-- Start Data to use --
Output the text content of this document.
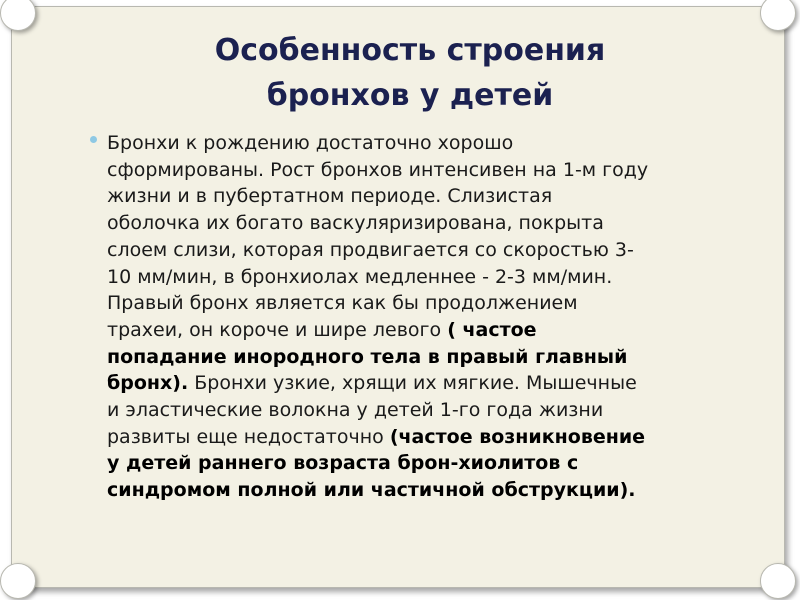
Особенность строения
бронхов у детей
Бронхи к рождению достаточно хорошо
сформированы. Рост бронхов интенсивен на 1-м году
жизни и в пубертатном периоде. Слизистая
оболочка их богато васкуляризирована, покрыта
слоем слизи, которая продвигается со скоростью 3-
10 мм/мин, в бронхиолах медленнее - 2-3 мм/мин.
Правый бронх является как бы продолжением
трахеи, он короче и шире левого ( частое
попадание инородного тела в правый главный
бронх). Бронхи узкие, хрящи их мягкие. Мышечные
и эластические волокна у детей 1-го года жизни
развиты еще недостаточно (частое возникновение
у детей раннего возраста брон-хиолитов с
синдромом полной или частичной обструкции).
-- End Data to use --
Task description -> Report how many lines in the data contain the word "бронхов", with no words besides the number.

Written reply -> 2